Outra coisa muito importante é cultivar o seu autor. Seja
transparente. Mostre a contabilidade a ele (apesar de que eu acho que
isso pode ser entendido como uma forma de tortura). Tenha uma
contabilidade certinha, aliás. Atenda-o quando possível, tirando suas
dúvidas ou simplesmente batendo um papo.
A atividade autoral é uma atividade muito solitária, o autor escreve
absolutamente sozinho e sem certeza alguma de retorno e/ou publicação. O
editor precisa se colocar como um parceiro do autor e nunca como um
negociante. Acredite, tanto você quanto o autor só tem a lucrar com
isso.
8. Organização
Você precisa ser muito, muito, muito (eu já disse muito?) organizado.

▶ _Trechos de dados_:
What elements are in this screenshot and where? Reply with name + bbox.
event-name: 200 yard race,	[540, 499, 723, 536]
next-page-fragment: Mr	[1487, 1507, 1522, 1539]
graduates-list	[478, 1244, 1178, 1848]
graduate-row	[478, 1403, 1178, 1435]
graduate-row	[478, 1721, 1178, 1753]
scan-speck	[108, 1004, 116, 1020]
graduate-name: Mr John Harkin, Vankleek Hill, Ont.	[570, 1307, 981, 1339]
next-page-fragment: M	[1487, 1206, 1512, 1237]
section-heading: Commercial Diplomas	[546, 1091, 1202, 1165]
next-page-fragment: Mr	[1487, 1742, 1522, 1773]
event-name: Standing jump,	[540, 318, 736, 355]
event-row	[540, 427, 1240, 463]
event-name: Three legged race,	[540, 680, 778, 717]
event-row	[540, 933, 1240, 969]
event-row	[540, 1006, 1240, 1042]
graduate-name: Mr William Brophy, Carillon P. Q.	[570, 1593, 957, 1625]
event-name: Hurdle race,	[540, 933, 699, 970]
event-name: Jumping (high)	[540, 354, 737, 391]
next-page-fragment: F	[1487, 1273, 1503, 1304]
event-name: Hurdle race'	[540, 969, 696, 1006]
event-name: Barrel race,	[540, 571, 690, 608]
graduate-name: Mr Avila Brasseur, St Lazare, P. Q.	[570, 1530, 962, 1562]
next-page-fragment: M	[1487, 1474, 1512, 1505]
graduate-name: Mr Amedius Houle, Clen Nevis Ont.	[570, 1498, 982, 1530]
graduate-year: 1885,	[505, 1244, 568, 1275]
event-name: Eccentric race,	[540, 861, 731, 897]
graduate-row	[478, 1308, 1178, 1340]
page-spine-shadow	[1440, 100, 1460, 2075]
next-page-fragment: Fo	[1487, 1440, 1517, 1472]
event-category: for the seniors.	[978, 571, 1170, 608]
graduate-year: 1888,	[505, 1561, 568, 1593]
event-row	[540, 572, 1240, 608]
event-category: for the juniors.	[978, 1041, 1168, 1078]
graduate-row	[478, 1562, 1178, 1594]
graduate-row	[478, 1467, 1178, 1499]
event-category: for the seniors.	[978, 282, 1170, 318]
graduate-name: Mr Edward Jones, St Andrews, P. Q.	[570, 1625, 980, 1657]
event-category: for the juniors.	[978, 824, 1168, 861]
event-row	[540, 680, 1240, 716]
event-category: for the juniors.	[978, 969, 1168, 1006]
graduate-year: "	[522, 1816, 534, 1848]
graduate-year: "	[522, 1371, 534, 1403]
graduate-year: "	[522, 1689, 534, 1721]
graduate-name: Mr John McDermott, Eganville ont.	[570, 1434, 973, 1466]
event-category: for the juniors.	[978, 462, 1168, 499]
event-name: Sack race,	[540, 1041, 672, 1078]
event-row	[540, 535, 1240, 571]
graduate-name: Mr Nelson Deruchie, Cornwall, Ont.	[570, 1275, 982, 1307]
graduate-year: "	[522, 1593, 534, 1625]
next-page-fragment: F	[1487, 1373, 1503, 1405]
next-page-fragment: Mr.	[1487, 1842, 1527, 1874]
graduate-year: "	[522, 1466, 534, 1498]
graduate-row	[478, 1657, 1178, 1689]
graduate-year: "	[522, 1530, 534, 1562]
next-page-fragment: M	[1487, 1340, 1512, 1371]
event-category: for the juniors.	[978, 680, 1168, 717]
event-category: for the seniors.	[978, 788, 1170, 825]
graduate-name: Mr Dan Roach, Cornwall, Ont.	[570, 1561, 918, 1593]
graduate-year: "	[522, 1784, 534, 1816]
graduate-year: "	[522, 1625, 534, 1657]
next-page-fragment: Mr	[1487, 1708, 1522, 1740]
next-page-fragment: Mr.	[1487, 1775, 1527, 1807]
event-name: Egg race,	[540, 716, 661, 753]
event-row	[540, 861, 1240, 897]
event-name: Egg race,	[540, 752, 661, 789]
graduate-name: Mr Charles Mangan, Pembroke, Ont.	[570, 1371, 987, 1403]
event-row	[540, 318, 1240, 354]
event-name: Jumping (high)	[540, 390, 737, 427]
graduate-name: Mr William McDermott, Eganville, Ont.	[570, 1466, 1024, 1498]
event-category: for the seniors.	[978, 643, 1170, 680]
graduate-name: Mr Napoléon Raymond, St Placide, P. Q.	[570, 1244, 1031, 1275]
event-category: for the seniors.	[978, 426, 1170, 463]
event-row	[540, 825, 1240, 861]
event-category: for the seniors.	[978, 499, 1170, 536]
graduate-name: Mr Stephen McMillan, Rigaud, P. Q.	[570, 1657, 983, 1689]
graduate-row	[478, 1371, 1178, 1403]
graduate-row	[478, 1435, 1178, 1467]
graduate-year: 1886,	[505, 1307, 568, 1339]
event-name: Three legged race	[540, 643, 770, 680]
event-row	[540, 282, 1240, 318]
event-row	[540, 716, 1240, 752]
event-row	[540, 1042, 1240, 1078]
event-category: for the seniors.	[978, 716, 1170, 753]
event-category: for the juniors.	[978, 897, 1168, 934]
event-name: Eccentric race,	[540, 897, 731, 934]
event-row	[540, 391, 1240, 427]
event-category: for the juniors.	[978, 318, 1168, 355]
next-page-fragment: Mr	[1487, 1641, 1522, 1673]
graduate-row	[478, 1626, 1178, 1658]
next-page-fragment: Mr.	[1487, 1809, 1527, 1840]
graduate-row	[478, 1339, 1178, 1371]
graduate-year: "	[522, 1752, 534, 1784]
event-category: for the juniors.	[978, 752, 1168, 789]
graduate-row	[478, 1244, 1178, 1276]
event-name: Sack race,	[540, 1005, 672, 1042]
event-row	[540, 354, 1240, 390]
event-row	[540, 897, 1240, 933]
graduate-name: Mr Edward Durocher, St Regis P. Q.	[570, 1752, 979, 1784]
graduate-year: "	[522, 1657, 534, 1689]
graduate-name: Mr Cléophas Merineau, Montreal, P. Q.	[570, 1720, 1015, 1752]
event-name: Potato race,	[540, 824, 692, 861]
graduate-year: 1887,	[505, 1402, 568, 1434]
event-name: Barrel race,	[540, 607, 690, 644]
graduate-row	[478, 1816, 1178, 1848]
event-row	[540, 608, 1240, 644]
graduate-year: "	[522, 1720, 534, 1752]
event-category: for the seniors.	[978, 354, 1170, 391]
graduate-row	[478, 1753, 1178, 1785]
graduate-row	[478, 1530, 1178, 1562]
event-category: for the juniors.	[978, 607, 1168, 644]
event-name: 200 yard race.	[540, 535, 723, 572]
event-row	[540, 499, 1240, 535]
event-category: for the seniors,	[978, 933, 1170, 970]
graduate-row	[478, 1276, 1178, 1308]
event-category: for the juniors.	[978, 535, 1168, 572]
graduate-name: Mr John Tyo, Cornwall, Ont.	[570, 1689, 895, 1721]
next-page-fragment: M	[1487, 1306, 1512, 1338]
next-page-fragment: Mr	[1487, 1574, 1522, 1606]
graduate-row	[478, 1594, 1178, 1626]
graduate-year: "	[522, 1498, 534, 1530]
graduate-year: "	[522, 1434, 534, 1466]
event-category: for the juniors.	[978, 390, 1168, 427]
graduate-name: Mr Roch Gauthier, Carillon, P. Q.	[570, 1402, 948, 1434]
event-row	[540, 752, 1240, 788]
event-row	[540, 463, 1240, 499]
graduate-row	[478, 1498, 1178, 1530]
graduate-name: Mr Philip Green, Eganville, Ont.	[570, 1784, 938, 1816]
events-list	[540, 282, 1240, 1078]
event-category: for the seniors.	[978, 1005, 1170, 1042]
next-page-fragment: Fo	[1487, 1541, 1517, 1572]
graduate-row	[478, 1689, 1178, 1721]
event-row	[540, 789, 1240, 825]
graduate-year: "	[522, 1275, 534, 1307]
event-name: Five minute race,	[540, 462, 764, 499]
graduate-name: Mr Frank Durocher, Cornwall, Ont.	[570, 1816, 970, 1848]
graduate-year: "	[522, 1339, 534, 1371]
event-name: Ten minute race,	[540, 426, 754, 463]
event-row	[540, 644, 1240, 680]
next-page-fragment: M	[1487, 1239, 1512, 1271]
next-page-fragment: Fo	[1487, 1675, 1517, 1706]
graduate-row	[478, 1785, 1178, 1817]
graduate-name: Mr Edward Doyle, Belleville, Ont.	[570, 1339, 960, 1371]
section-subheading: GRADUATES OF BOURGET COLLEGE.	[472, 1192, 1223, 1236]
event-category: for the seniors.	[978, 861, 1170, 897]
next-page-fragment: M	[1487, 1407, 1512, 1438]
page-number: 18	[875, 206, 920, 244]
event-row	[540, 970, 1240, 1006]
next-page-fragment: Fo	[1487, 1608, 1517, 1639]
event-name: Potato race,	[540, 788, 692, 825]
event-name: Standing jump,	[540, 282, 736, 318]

▶ _Exercício proposto 1_:
Responda sobre o trecho a respeito de editores e autores:
(a) De que forma o autor escreve, segundo o trecho?
(b) Como o editor precisa se colocar diante do autor?
(c) Qual é o título da seção numerada como 8?
▶ _Exercício proposto 2_: Repita, sem alterar nada, a passagem do trecho sobre editores e autores que vai de "A atividade autoral" até "disse muito?) organizado.".
▶ _Exercício proposto 3_: Dê continuidade ao trecho sobre editores e autores, escrevendo a parte seguinte a partir da última frase apresentada.

▶ _Resposta 1_:
(a) Absolutamente sozinho e sem certeza alguma de retorno e/ou publicação.
(b) Como um parceiro do autor, nunca como um negociante.
(c) Organização.

▶ _Resposta 2_:
A atividade autoral é uma atividade muito solitária, o autor escreve
absolutamente sozinho e sem certeza alguma de retorno e/ou publicação. O
editor precisa se colocar como um parceiro do autor e nunca como um
negociante. Acredite, tanto você quanto o autor só tem a lucrar com
isso.
8. Organização
Você precisa ser muito, muito, muito (eu já disse muito?) organizado.

▶ _Resposta 3_:
Crie arquivos fup (follow up) para cada pessoa com quem você falar,
escrevendo data, horário e conteúdo de telefonema ou email (ou pombo
correio, ou sinal de fumaça, ah você entendeu!). Crie cronogramas
realistas. Tenha cronogramas, aliás. Planilhas são suas amigas.
Organize a sua agenda por segmento (fornecedores, autores,
ilustradores, etc), vai chegar uma hora em que você não vai lembrar se o
Fulano da Silva é designer ou ilustrador, por exemplo.
No começo pode parecer que o tempo que você vai gastar para criar
estas ferramentas de organização é precioso demais para ser gasto com
isso, mas isso vai ser tão útil para você em um futuro breve que vale a
pena, juro.
9. Revisores
Português é um idioma que só não é mais difícil que aramaico arcaico.
Passe seus textos por revisão, de preferência mais que uma. O meu
método pessoal de trabalho é assim (ênfase em pessoal, ok?):
- Rev1 – sempre do editor
- Rev2 – um redator, que muitas vezes pode sugerir alguma melhoria em estrutura
- Rev3 – revisor, para resolver todos os buracos que deixamos na língua pátria.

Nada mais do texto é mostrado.